◆ **REQUIREMENTS**:
Gather every line that includes the word "Read", please.

◆ **Stored entries**:
*-*-*

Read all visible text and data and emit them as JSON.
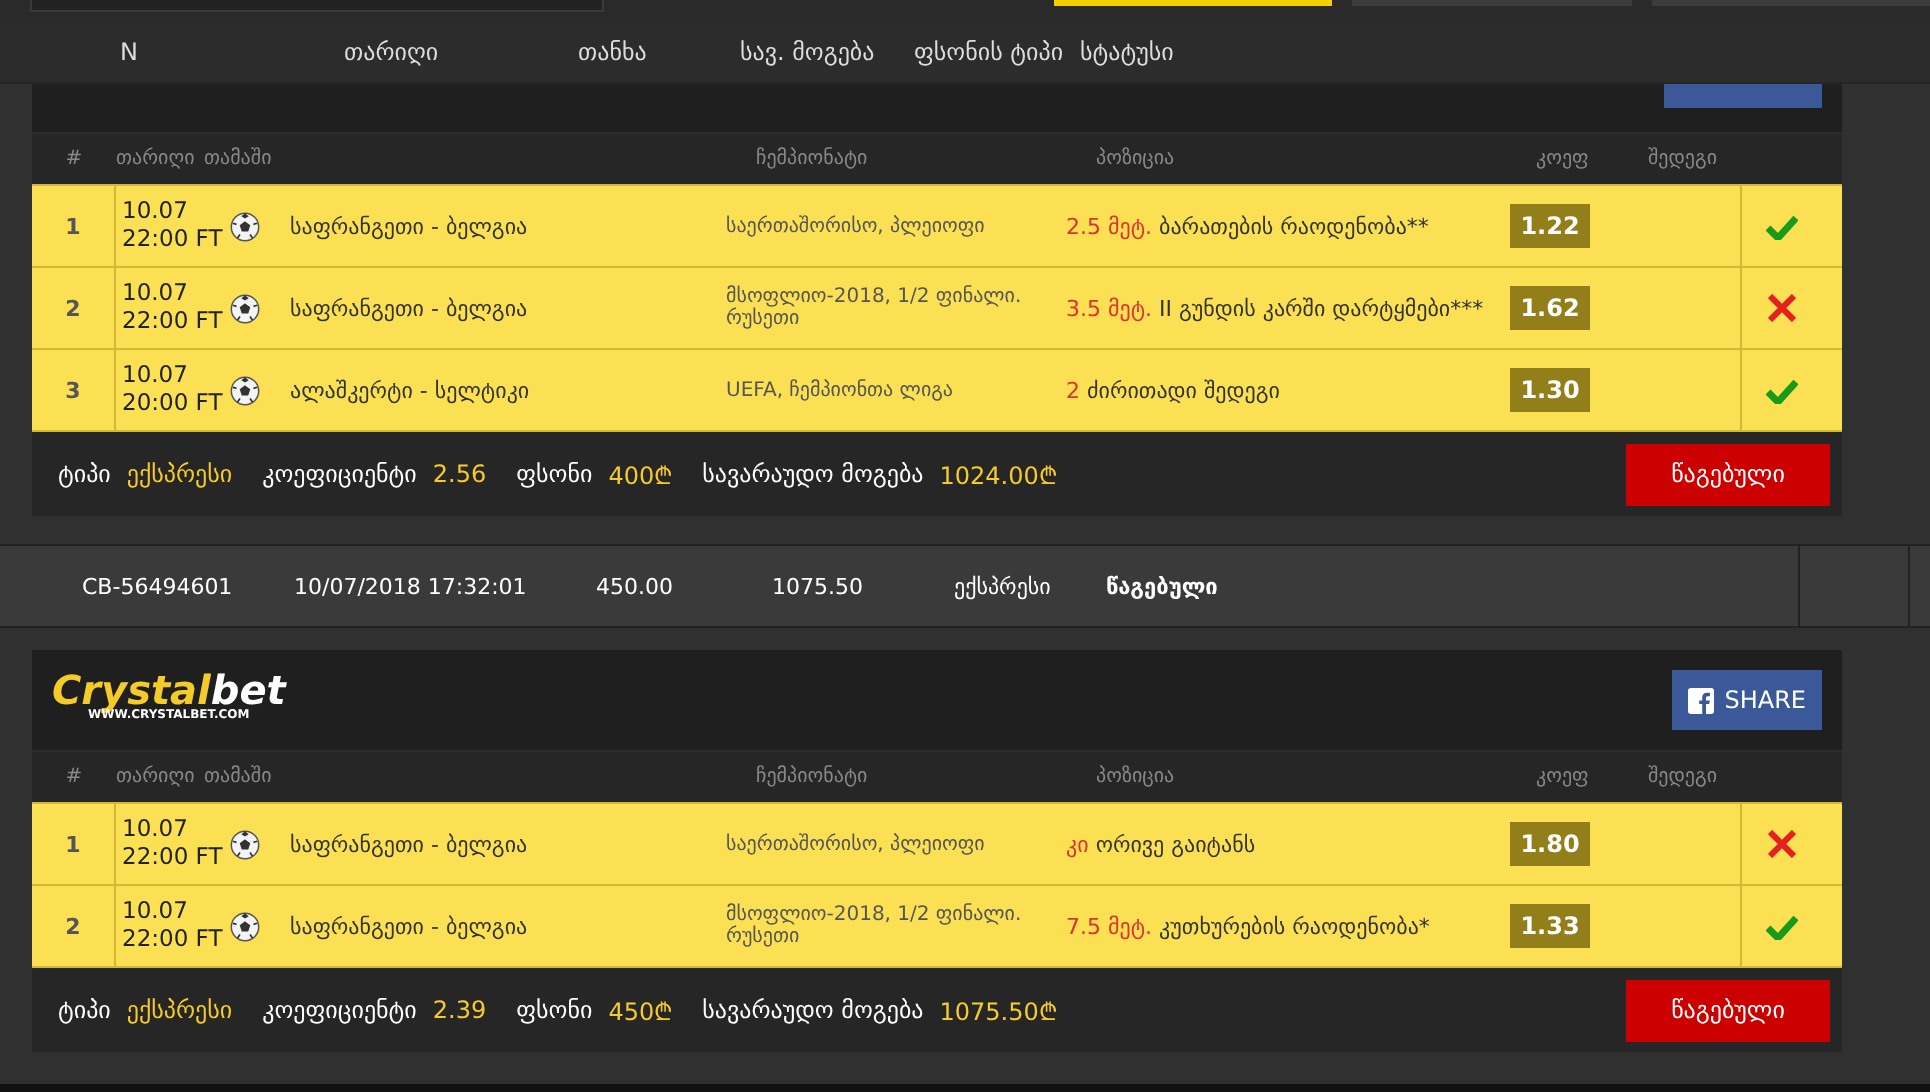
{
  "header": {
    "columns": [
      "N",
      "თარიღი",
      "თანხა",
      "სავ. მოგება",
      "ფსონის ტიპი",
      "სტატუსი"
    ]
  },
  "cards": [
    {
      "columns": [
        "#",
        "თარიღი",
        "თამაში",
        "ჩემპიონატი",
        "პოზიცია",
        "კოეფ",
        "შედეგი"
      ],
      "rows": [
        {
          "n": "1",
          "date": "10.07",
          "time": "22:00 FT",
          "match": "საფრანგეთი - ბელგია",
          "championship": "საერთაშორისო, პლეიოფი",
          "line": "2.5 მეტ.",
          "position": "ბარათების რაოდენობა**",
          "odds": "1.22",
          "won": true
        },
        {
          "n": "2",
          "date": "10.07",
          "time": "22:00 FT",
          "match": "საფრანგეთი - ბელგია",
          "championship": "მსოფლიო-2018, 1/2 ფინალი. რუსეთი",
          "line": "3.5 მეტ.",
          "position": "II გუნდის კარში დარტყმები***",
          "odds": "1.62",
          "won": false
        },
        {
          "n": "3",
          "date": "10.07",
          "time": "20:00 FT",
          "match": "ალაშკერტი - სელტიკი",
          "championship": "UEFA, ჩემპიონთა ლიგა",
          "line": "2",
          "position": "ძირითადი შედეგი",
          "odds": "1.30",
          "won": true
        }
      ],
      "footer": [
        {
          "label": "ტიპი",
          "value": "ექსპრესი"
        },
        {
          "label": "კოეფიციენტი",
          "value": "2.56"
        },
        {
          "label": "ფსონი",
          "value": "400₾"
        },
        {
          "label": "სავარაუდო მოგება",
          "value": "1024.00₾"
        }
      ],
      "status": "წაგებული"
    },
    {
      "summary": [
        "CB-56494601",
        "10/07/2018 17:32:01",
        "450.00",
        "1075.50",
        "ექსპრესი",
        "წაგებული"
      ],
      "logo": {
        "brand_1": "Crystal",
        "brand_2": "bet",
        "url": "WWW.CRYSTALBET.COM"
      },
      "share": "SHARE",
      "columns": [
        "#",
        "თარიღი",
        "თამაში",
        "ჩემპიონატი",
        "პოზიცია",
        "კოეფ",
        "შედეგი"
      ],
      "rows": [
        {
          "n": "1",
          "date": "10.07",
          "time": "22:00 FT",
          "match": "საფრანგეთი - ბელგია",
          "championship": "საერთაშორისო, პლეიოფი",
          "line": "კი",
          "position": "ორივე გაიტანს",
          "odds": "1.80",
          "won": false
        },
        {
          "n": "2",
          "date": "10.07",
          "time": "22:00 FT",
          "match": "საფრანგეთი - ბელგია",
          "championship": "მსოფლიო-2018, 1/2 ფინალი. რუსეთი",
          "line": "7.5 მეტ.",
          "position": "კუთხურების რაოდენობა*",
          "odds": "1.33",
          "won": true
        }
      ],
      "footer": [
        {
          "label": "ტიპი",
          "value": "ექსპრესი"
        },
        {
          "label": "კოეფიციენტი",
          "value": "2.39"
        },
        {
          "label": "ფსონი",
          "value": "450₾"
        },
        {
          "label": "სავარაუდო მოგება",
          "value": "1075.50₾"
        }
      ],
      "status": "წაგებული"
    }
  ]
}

*-*-*

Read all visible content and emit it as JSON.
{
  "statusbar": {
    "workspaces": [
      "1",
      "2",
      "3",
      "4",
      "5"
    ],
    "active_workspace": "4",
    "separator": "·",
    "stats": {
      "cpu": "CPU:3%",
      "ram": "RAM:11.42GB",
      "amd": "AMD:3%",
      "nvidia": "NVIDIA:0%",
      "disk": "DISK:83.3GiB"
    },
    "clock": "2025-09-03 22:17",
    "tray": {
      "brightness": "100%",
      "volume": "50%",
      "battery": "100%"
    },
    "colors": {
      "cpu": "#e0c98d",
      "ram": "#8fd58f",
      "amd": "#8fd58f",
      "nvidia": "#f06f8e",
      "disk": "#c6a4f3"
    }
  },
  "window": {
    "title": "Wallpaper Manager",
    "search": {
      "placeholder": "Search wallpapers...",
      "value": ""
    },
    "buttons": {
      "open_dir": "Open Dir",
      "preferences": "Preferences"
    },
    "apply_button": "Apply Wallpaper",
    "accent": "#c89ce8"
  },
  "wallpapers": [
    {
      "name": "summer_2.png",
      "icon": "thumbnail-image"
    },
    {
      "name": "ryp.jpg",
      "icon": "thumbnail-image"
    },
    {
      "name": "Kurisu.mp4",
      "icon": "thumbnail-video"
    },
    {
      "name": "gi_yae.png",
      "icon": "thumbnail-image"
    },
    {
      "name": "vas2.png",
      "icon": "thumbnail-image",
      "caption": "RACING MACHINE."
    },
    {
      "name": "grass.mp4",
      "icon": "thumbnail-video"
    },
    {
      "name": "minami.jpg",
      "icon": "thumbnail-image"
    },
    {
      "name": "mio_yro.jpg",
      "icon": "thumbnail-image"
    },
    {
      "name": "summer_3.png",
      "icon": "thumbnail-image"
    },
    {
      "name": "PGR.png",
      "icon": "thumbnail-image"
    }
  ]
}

*-*-*

◆ **ANSWER TO THIS TASK**:
Read all visible text and data and emit them as JSON.
Read all visible content and emit it as JSON.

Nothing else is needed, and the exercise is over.